WHAT YOU NEED TO DO: Repeat each entry word for word. Leave any images out of the copy.

Records that describe figures
========
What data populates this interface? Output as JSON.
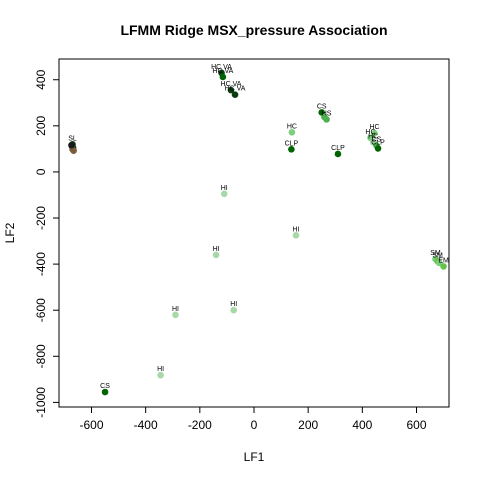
{
  "chart_data": {
    "type": "scatter",
    "title": "LFMM Ridge MSX_pressure Association",
    "xlabel": "LF1",
    "ylabel": "LF2",
    "xlim": [
      -720,
      720
    ],
    "ylim": [
      -1020,
      490
    ],
    "xticks": [
      -600,
      -400,
      -200,
      0,
      200,
      400,
      600
    ],
    "yticks": [
      -1000,
      -800,
      -600,
      -400,
      -200,
      0,
      200,
      400
    ],
    "grid": false,
    "colors": {
      "dark_green": "#006400",
      "black_green": "#0a3d12",
      "mid_green": "#4caf50",
      "light_green": "#7ccf7c",
      "pale_green": "#a8d8a8",
      "brown": "#7a5c3a",
      "lime": "#66c24a"
    },
    "points": [
      {
        "x": -670,
        "y": 120,
        "label": "SL",
        "color": "#0a3d12"
      },
      {
        "x": -672,
        "y": 112,
        "label": "",
        "color": "#1a1a1a"
      },
      {
        "x": -668,
        "y": 105,
        "label": "",
        "color": "#0a3d12"
      },
      {
        "x": -670,
        "y": 98,
        "label": "",
        "color": "#7a5c3a"
      },
      {
        "x": -666,
        "y": 92,
        "label": "",
        "color": "#7a5c3a"
      },
      {
        "x": -674,
        "y": 116,
        "label": "",
        "color": "#1a1a1a"
      },
      {
        "x": -120,
        "y": 430,
        "label": "HC VA",
        "color": "#0a3d12"
      },
      {
        "x": -115,
        "y": 412,
        "label": "HC VA",
        "color": "#006400"
      },
      {
        "x": -85,
        "y": 355,
        "label": "HC VA",
        "color": "#0a3d12"
      },
      {
        "x": -70,
        "y": 335,
        "label": "HC VA",
        "color": "#0a3d12"
      },
      {
        "x": 250,
        "y": 258,
        "label": "CS",
        "color": "#006400"
      },
      {
        "x": 260,
        "y": 238,
        "label": "",
        "color": "#4caf50"
      },
      {
        "x": 268,
        "y": 228,
        "label": "HS",
        "color": "#4caf50"
      },
      {
        "x": 140,
        "y": 172,
        "label": "HC",
        "color": "#7ccf7c"
      },
      {
        "x": 138,
        "y": 98,
        "label": "CLP",
        "color": "#006400"
      },
      {
        "x": 310,
        "y": 78,
        "label": "CLP",
        "color": "#006400"
      },
      {
        "x": 445,
        "y": 168,
        "label": "HC",
        "color": "#7ccf7c"
      },
      {
        "x": 430,
        "y": 148,
        "label": "HC",
        "color": "#7ccf7c"
      },
      {
        "x": 440,
        "y": 128,
        "label": "HC",
        "color": "#a8d8a8"
      },
      {
        "x": 452,
        "y": 115,
        "label": "CS",
        "color": "#4caf50"
      },
      {
        "x": 458,
        "y": 102,
        "label": "CLP",
        "color": "#006400"
      },
      {
        "x": -110,
        "y": -95,
        "label": "HI",
        "color": "#a8d8a8"
      },
      {
        "x": 155,
        "y": -275,
        "label": "HI",
        "color": "#a8d8a8"
      },
      {
        "x": -140,
        "y": -360,
        "label": "HI",
        "color": "#a8d8a8"
      },
      {
        "x": -290,
        "y": -620,
        "label": "HI",
        "color": "#a8d8a8"
      },
      {
        "x": -75,
        "y": -600,
        "label": "HI",
        "color": "#a8d8a8"
      },
      {
        "x": -345,
        "y": -882,
        "label": "HI",
        "color": "#a8d8a8"
      },
      {
        "x": -550,
        "y": -955,
        "label": "CS",
        "color": "#006400"
      },
      {
        "x": 670,
        "y": -378,
        "label": "SM",
        "color": "#7ccf7c"
      },
      {
        "x": 678,
        "y": -388,
        "label": "SM",
        "color": "#66c24a"
      },
      {
        "x": 684,
        "y": -395,
        "label": "",
        "color": "#7ccf7c"
      },
      {
        "x": 700,
        "y": -410,
        "label": "EM",
        "color": "#66c24a"
      }
    ]
  }
}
========
TASK ANSWER:
What data populates this interface? Output as JSON.
{
  "chart_data": {
    "type": "scatter",
    "title": "LFMM Ridge MSX_pressure Association",
    "xlabel": "LF1",
    "ylabel": "LF2",
    "xlim": [
      -720,
      720
    ],
    "ylim": [
      -1020,
      490
    ],
    "xticks": [
      -600,
      -400,
      -200,
      0,
      200,
      400,
      600
    ],
    "yticks": [
      -1000,
      -800,
      -600,
      -400,
      -200,
      0,
      200,
      400
    ],
    "grid": false,
    "colors": {
      "dark_green": "#006400",
      "black_green": "#0a3d12",
      "mid_green": "#4caf50",
      "light_green": "#7ccf7c",
      "pale_green": "#a8d8a8",
      "brown": "#7a5c3a",
      "lime": "#66c24a"
    },
    "points": [
      {
        "x": -670,
        "y": 120,
        "label": "SL",
        "color": "#0a3d12"
      },
      {
        "x": -672,
        "y": 112,
        "label": "",
        "color": "#1a1a1a"
      },
      {
        "x": -668,
        "y": 105,
        "label": "",
        "color": "#0a3d12"
      },
      {
        "x": -670,
        "y": 98,
        "label": "",
        "color": "#7a5c3a"
      },
      {
        "x": -666,
        "y": 92,
        "label": "",
        "color": "#7a5c3a"
      },
      {
        "x": -674,
        "y": 116,
        "label": "",
        "color": "#1a1a1a"
      },
      {
        "x": -120,
        "y": 430,
        "label": "HC VA",
        "color": "#0a3d12"
      },
      {
        "x": -115,
        "y": 412,
        "label": "HC VA",
        "color": "#006400"
      },
      {
        "x": -85,
        "y": 355,
        "label": "HC VA",
        "color": "#0a3d12"
      },
      {
        "x": -70,
        "y": 335,
        "label": "HC VA",
        "color": "#0a3d12"
      },
      {
        "x": 250,
        "y": 258,
        "label": "CS",
        "color": "#006400"
      },
      {
        "x": 260,
        "y": 238,
        "label": "",
        "color": "#4caf50"
      },
      {
        "x": 268,
        "y": 228,
        "label": "HS",
        "color": "#4caf50"
      },
      {
        "x": 140,
        "y": 172,
        "label": "HC",
        "color": "#7ccf7c"
      },
      {
        "x": 138,
        "y": 98,
        "label": "CLP",
        "color": "#006400"
      },
      {
        "x": 310,
        "y": 78,
        "label": "CLP",
        "color": "#006400"
      },
      {
        "x": 445,
        "y": 168,
        "label": "HC",
        "color": "#7ccf7c"
      },
      {
        "x": 430,
        "y": 148,
        "label": "HC",
        "color": "#7ccf7c"
      },
      {
        "x": 440,
        "y": 128,
        "label": "HC",
        "color": "#a8d8a8"
      },
      {
        "x": 452,
        "y": 115,
        "label": "CS",
        "color": "#4caf50"
      },
      {
        "x": 458,
        "y": 102,
        "label": "CLP",
        "color": "#006400"
      },
      {
        "x": -110,
        "y": -95,
        "label": "HI",
        "color": "#a8d8a8"
      },
      {
        "x": 155,
        "y": -275,
        "label": "HI",
        "color": "#a8d8a8"
      },
      {
        "x": -140,
        "y": -360,
        "label": "HI",
        "color": "#a8d8a8"
      },
      {
        "x": -290,
        "y": -620,
        "label": "HI",
        "color": "#a8d8a8"
      },
      {
        "x": -75,
        "y": -600,
        "label": "HI",
        "color": "#a8d8a8"
      },
      {
        "x": -345,
        "y": -882,
        "label": "HI",
        "color": "#a8d8a8"
      },
      {
        "x": -550,
        "y": -955,
        "label": "CS",
        "color": "#006400"
      },
      {
        "x": 670,
        "y": -378,
        "label": "SM",
        "color": "#7ccf7c"
      },
      {
        "x": 678,
        "y": -388,
        "label": "SM",
        "color": "#66c24a"
      },
      {
        "x": 684,
        "y": -395,
        "label": "",
        "color": "#7ccf7c"
      },
      {
        "x": 700,
        "y": -410,
        "label": "EM",
        "color": "#66c24a"
      }
    ]
  }
}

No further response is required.